--- Start Data shown ---

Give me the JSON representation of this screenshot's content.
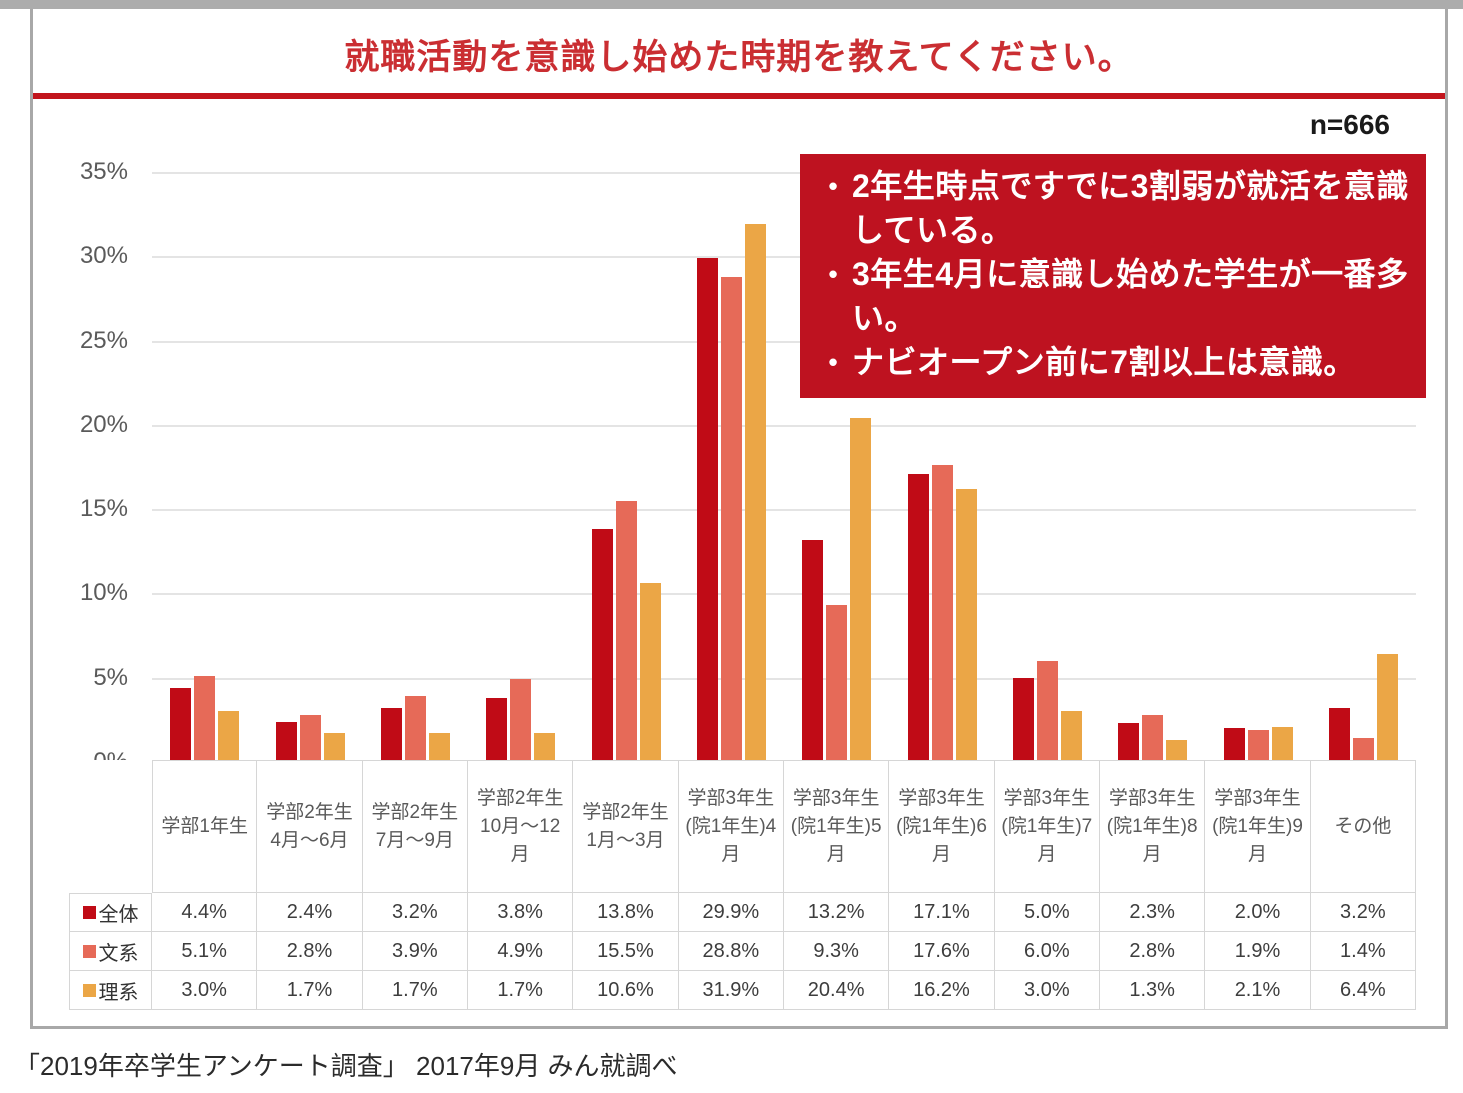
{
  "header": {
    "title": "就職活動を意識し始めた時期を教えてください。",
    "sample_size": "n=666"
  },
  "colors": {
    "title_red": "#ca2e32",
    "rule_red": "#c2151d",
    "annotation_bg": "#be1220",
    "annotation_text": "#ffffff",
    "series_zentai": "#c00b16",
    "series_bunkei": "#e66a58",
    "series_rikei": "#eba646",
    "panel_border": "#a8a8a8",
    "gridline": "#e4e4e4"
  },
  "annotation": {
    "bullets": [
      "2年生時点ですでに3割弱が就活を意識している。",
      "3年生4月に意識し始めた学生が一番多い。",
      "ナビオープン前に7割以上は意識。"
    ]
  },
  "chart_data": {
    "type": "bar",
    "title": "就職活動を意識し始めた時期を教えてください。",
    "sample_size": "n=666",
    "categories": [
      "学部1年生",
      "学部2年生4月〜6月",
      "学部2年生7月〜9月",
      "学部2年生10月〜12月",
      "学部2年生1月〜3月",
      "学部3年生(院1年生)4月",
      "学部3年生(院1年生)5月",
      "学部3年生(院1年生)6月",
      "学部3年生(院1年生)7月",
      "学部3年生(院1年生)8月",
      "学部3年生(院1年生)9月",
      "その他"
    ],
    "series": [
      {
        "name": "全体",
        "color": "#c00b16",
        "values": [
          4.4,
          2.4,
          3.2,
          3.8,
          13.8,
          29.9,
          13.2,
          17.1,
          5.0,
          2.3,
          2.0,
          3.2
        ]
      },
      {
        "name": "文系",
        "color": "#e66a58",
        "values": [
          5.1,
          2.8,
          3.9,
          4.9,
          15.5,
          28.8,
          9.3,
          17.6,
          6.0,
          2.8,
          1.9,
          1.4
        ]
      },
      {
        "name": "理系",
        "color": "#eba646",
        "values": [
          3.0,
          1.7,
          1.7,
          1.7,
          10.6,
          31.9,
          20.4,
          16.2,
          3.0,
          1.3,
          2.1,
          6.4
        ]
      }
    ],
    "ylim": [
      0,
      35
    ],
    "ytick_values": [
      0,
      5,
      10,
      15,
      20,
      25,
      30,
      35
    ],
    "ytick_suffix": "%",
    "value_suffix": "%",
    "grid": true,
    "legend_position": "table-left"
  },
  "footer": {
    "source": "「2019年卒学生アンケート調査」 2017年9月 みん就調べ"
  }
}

--- End Data shown ---

◆ Aim: Without the pictures, restate all the entries above exactly.

◆ Task answer:
Give me the JSON representation of this screenshot's content.
{
  "header": {
    "title": "就職活動を意識し始めた時期を教えてください。",
    "sample_size": "n=666"
  },
  "colors": {
    "title_red": "#ca2e32",
    "rule_red": "#c2151d",
    "annotation_bg": "#be1220",
    "annotation_text": "#ffffff",
    "series_zentai": "#c00b16",
    "series_bunkei": "#e66a58",
    "series_rikei": "#eba646",
    "panel_border": "#a8a8a8",
    "gridline": "#e4e4e4"
  },
  "annotation": {
    "bullets": [
      "2年生時点ですでに3割弱が就活を意識している。",
      "3年生4月に意識し始めた学生が一番多い。",
      "ナビオープン前に7割以上は意識。"
    ]
  },
  "chart_data": {
    "type": "bar",
    "title": "就職活動を意識し始めた時期を教えてください。",
    "sample_size": "n=666",
    "categories": [
      "学部1年生",
      "学部2年生4月〜6月",
      "学部2年生7月〜9月",
      "学部2年生10月〜12月",
      "学部2年生1月〜3月",
      "学部3年生(院1年生)4月",
      "学部3年生(院1年生)5月",
      "学部3年生(院1年生)6月",
      "学部3年生(院1年生)7月",
      "学部3年生(院1年生)8月",
      "学部3年生(院1年生)9月",
      "その他"
    ],
    "series": [
      {
        "name": "全体",
        "color": "#c00b16",
        "values": [
          4.4,
          2.4,
          3.2,
          3.8,
          13.8,
          29.9,
          13.2,
          17.1,
          5.0,
          2.3,
          2.0,
          3.2
        ]
      },
      {
        "name": "文系",
        "color": "#e66a58",
        "values": [
          5.1,
          2.8,
          3.9,
          4.9,
          15.5,
          28.8,
          9.3,
          17.6,
          6.0,
          2.8,
          1.9,
          1.4
        ]
      },
      {
        "name": "理系",
        "color": "#eba646",
        "values": [
          3.0,
          1.7,
          1.7,
          1.7,
          10.6,
          31.9,
          20.4,
          16.2,
          3.0,
          1.3,
          2.1,
          6.4
        ]
      }
    ],
    "ylim": [
      0,
      35
    ],
    "ytick_values": [
      0,
      5,
      10,
      15,
      20,
      25,
      30,
      35
    ],
    "ytick_suffix": "%",
    "value_suffix": "%",
    "grid": true,
    "legend_position": "table-left"
  },
  "footer": {
    "source": "「2019年卒学生アンケート調査」 2017年9月 みん就調べ"
  }
}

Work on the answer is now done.